Supplied passage:
■ ■ ■ ■ ■
Comment by: Tom (Chicago) Sun., Aug. 28, 2016 at 8:36 pm UTC
You state, "The researchers did not detail how they recruited respondents". So, someone collected Op-Ed information from unknown respondents, some of which may have confused clinical trial risks with the KNOWN risks of NOT treating an HIV infection early; then someone tabulated those opinions (read propagated their misunderstandings).

If we knew how to cure an HIV infection there would be no need for HIV cure clinical trials.

Back in the Winter of 1988, there was risk to joining the 2nd arm (>500 CD4+ T cell cohort) of ACTG-019. There were three doses (no drug, 500mg/day and 1,500mg day). The perception among AIDS patients (who were excluded from the 2nd arm/cohort) was that AZT mono-therapy was little more than poison. Yet hundreds (thousands?) of patients joined the study to learn more about "treatment" in people with early HIV infection. Were some people "injured" by 1,500mg/day AZT mono-therapy treatment? Probably. But, HIV, all by itself, would have caused "injury" in the patients who received zero drug.
■ ■ ■ ■ ■
Data items:
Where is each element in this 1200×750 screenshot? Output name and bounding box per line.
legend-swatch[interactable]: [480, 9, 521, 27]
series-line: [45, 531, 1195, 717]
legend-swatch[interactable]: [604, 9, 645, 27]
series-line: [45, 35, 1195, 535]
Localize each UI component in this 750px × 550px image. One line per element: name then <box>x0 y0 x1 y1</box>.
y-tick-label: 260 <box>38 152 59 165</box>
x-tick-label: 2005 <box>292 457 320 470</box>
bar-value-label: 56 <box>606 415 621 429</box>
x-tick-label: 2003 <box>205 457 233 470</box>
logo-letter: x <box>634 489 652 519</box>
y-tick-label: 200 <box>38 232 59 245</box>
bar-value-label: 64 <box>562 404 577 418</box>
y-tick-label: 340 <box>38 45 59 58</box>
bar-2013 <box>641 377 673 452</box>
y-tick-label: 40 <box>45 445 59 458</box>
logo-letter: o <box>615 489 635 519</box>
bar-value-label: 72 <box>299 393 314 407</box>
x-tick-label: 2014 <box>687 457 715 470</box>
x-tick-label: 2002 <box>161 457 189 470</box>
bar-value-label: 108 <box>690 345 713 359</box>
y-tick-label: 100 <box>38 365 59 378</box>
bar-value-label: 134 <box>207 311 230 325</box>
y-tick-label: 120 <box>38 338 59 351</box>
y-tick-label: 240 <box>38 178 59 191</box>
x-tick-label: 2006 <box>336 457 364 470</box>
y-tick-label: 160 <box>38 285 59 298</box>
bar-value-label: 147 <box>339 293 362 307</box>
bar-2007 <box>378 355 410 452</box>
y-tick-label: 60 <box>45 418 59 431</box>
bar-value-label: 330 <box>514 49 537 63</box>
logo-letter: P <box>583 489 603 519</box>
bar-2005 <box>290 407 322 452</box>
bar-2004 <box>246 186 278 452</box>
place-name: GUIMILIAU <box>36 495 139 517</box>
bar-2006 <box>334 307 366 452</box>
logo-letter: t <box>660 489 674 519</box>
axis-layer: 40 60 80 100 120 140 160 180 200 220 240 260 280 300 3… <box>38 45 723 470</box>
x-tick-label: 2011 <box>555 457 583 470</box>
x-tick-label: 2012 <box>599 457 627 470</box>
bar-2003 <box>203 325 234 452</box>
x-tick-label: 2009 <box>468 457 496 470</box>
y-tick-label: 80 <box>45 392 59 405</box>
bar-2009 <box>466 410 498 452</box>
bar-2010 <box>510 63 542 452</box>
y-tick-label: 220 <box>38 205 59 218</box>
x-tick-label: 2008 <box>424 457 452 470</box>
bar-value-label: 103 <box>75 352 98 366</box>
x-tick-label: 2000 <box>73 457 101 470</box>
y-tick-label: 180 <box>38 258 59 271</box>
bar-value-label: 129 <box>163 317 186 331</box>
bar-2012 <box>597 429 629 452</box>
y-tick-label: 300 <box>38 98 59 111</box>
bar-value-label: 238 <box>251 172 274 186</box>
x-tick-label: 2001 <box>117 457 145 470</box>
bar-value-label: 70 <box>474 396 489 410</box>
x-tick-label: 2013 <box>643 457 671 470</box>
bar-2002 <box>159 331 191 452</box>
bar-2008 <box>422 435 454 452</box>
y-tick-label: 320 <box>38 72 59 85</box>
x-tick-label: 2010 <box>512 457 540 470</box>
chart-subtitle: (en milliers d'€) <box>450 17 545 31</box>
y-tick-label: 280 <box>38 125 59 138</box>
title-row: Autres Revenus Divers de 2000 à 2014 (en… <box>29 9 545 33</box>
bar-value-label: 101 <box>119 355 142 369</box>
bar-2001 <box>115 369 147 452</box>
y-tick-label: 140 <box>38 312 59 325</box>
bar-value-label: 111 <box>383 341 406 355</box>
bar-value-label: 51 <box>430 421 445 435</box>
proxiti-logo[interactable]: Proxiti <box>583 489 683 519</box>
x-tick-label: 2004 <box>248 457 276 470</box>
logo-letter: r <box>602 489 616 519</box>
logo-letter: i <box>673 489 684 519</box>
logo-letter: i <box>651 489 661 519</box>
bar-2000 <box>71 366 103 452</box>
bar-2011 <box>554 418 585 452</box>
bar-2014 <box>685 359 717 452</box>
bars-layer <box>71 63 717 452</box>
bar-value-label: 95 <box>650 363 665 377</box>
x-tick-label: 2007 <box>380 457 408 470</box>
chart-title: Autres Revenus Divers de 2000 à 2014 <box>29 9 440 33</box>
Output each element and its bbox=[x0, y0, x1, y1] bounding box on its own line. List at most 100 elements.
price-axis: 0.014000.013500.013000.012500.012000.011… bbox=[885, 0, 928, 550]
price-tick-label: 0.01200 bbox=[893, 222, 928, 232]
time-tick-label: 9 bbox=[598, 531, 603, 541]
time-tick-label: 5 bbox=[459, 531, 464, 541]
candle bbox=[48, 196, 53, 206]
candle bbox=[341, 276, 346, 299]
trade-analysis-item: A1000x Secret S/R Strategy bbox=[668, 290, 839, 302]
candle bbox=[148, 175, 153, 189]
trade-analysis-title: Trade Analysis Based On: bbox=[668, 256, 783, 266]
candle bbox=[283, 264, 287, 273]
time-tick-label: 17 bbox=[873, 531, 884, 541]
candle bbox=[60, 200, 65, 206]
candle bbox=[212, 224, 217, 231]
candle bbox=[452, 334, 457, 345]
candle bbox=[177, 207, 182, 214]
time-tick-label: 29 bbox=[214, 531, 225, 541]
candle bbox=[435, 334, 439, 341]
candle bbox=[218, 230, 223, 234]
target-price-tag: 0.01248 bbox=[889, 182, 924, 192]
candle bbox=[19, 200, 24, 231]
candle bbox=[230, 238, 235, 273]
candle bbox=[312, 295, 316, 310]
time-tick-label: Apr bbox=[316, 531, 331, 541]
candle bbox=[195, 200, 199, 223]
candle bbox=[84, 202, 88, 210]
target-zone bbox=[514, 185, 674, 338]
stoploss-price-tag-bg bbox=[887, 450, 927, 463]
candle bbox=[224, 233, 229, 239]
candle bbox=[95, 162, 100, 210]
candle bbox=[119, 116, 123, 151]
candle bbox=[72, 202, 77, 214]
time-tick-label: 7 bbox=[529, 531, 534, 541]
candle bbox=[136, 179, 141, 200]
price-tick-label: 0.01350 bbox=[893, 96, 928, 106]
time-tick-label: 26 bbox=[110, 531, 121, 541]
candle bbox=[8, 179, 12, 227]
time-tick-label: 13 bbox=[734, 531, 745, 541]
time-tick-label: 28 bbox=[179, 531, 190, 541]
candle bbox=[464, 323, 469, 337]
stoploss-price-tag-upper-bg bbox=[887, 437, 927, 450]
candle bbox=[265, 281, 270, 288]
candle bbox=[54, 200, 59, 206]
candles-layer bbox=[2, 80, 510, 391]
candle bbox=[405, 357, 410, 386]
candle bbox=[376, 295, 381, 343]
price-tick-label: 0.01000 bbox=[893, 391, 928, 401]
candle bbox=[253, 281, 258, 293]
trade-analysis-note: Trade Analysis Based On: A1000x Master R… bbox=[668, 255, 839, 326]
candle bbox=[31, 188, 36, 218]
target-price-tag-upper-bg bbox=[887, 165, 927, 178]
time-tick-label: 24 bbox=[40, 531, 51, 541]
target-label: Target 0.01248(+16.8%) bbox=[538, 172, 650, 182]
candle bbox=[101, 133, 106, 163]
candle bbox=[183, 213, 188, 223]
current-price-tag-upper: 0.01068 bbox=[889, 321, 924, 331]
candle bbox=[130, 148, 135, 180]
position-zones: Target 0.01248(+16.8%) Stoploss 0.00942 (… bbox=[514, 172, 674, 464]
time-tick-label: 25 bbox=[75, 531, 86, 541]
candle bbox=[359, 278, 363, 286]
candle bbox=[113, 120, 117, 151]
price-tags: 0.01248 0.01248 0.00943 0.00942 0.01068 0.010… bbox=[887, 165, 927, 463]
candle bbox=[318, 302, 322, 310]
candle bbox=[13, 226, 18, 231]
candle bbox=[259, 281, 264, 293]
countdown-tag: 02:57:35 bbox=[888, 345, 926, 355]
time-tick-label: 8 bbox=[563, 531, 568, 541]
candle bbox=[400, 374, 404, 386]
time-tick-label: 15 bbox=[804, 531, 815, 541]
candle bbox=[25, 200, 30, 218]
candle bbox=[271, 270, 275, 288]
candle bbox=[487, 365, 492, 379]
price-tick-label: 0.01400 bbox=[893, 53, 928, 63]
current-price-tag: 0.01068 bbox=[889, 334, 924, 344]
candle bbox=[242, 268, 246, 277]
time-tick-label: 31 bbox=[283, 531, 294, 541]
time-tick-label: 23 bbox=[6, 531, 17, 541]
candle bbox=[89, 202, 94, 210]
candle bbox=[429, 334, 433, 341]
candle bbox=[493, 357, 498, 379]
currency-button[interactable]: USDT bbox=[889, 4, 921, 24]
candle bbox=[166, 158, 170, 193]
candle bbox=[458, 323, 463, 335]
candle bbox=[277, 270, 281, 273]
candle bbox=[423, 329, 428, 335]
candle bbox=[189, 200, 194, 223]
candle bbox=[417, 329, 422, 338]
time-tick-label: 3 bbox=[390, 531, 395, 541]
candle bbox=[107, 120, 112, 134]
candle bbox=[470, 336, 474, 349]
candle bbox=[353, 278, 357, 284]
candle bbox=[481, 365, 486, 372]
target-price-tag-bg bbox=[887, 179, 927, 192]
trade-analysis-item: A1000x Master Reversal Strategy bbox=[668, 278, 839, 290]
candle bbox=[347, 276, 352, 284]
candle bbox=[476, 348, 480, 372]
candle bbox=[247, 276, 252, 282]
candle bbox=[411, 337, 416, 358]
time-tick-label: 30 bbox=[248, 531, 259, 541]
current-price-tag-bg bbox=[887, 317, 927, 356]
■ ■ ■ ■ ■
Exercises to complete:
A. List the doses of the 2nd arm of ACTG-019 given in the HIV trial comment.
B. Continue the HIV trial comment from its last sentence.
The listing is separate material from the HIV trial comment.

Solved tasks:
A. No drug, 500mg/day and 1,500mg day.

B.
After I rolled-off the 6-year 'ACTG 019' study, I was able to add another drug of the same class (NRTI) to the AZT and suppress my viral load on simply a dual-NRTI regimen for another ten years. And note that I was failing AZT mono-therapy (viral load = 14,000 copies/mml) when I added a 2nd NRTI to AZT. I quickly lost a lot of sub-cutaneous fat on my face, arms and legs when I added the 2nd NRTI drug. But, this was an UNKNOWN problem in people with high CD4+ T cell counts *** BECAUSE *** (drun roll)...

...studies of this dual-NRTI regimen in "healthy" HIV+ patients were not being run. After 'ACTG 019' the government stopped designing separate clinical trials specifically for "healthy" HIV+ patients with high CD4+ T cell counts.

We can't know what we don't know WITHOUT running a carefully designed clinical trial. And what's the alternative? Another thirty years of running few clinical trials in "healthy" HIV+ patient cohorts?